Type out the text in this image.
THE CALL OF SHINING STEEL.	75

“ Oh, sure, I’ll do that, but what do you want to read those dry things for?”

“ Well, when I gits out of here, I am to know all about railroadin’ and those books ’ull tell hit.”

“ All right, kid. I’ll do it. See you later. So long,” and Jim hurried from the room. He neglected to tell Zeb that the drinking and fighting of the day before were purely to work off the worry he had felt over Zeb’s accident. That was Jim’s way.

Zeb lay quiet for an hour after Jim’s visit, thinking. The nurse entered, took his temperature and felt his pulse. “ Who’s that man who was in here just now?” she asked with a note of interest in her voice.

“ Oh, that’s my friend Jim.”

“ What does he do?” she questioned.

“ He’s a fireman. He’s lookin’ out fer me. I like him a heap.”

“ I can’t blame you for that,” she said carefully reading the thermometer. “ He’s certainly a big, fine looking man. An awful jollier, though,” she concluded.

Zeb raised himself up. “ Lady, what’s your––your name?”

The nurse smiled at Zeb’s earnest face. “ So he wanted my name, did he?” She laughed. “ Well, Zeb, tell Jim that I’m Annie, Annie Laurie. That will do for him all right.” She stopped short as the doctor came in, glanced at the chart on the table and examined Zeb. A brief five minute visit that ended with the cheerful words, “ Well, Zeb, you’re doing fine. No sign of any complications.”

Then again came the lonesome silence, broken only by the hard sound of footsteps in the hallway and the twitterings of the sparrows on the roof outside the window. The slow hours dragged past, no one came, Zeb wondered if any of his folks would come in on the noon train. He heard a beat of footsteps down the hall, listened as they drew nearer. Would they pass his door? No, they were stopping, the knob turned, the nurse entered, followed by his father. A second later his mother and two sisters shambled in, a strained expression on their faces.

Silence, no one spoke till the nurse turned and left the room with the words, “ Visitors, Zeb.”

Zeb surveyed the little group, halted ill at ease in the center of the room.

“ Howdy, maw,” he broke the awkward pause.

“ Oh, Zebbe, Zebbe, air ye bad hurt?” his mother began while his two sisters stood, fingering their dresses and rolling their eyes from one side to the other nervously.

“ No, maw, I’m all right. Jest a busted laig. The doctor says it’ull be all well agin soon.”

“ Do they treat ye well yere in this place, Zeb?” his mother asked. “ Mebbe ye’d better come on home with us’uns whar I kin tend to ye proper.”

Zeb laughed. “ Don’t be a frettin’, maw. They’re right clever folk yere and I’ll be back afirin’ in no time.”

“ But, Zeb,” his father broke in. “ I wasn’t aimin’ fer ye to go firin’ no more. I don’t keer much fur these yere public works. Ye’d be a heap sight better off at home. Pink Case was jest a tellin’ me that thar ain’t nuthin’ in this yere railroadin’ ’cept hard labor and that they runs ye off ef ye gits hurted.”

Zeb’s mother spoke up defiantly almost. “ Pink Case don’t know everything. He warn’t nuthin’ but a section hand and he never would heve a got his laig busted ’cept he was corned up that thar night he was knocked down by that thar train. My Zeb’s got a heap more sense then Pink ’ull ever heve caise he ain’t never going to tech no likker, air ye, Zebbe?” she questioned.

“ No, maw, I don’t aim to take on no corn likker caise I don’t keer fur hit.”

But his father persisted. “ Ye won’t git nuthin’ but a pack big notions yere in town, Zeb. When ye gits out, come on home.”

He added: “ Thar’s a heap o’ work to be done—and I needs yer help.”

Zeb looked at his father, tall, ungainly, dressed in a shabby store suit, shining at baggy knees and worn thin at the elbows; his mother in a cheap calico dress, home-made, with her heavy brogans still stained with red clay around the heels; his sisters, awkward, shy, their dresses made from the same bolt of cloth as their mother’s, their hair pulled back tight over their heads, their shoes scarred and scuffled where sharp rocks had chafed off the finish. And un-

> _WHAT THE TASK ASKS_
Nothing should be left out: return all of the records exactly.

> _EXPECTED ANSWER_
Type out the text in this image.
THE CALL OF SHINING STEEL.	75

“ Oh, sure, I’ll do that, but what do you want to read those dry things for?”

“ Well, when I gits out of here, I am to know all about railroadin’ and those books ’ull tell hit.”

“ All right, kid. I’ll do it. See you later. So long,” and Jim hurried from the room. He neglected to tell Zeb that the drinking and fighting of the day before were purely to work off the worry he had felt over Zeb’s accident. That was Jim’s way.

Zeb lay quiet for an hour after Jim’s visit, thinking. The nurse entered, took his temperature and felt his pulse. “ Who’s that man who was in here just now?” she asked with a note of interest in her voice.

“ Oh, that’s my friend Jim.”

“ What does he do?” she questioned.

“ He’s a fireman. He’s lookin’ out fer me. I like him a heap.”

“ I can’t blame you for that,” she said carefully reading the thermometer. “ He’s certainly a big, fine looking man. An awful jollier, though,” she concluded.

Zeb raised himself up. “ Lady, what’s your––your name?”

The nurse smiled at Zeb’s earnest face. “ So he wanted my name, did he?” She laughed. “ Well, Zeb, tell Jim that I’m Annie, Annie Laurie. That will do for him all right.” She stopped short as the doctor came in, glanced at the chart on the table and examined Zeb. A brief five minute visit that ended with the cheerful words, “ Well, Zeb, you’re doing fine. No sign of any complications.”

Then again came the lonesome silence, broken only by the hard sound of footsteps in the hallway and the twitterings of the sparrows on the roof outside the window. The slow hours dragged past, no one came, Zeb wondered if any of his folks would come in on the noon train. He heard a beat of footsteps down the hall, listened as they drew nearer. Would they pass his door? No, they were stopping, the knob turned, the nurse entered, followed by his father. A second later his mother and two sisters shambled in, a strained expression on their faces.

Silence, no one spoke till the nurse turned and left the room with the words, “ Visitors, Zeb.”

Zeb surveyed the little group, halted ill at ease in the center of the room.

“ Howdy, maw,” he broke the awkward pause.

“ Oh, Zebbe, Zebbe, air ye bad hurt?” his mother began while his two sisters stood, fingering their dresses and rolling their eyes from one side to the other nervously.

“ No, maw, I’m all right. Jest a busted laig. The doctor says it’ull be all well agin soon.”

“ Do they treat ye well yere in this place, Zeb?” his mother asked. “ Mebbe ye’d better come on home with us’uns whar I kin tend to ye proper.”

Zeb laughed. “ Don’t be a frettin’, maw. They’re right clever folk yere and I’ll be back afirin’ in no time.”

“ But, Zeb,” his father broke in. “ I wasn’t aimin’ fer ye to go firin’ no more. I don’t keer much fur these yere public works. Ye’d be a heap sight better off at home. Pink Case was jest a tellin’ me that thar ain’t nuthin’ in this yere railroadin’ ’cept hard labor and that they runs ye off ef ye gits hurted.”

Zeb’s mother spoke up defiantly almost. “ Pink Case don’t know everything. He warn’t nuthin’ but a section hand and he never would heve a got his laig busted ’cept he was corned up that thar night he was knocked down by that thar train. My Zeb’s got a heap more sense then Pink ’ull ever heve caise he ain’t never going to tech no likker, air ye, Zebbe?” she questioned.

“ No, maw, I don’t aim to take on no corn likker caise I don’t keer fur hit.”

But his father persisted. “ Ye won’t git nuthin’ but a pack big notions yere in town, Zeb. When ye gits out, come on home.”

He added: “ Thar’s a heap o’ work to be done—and I needs yer help.”

Zeb looked at his father, tall, ungainly, dressed in a shabby store suit, shining at baggy knees and worn thin at the elbows; his mother in a cheap calico dress, home-made, with her heavy brogans still stained with red clay around the heels; his sisters, awkward, shy, their dresses made from the same bolt of cloth as their mother’s, their hair pulled back tight over their heads, their shoes scarred and scuffled where sharp rocks had chafed off the finish. And un-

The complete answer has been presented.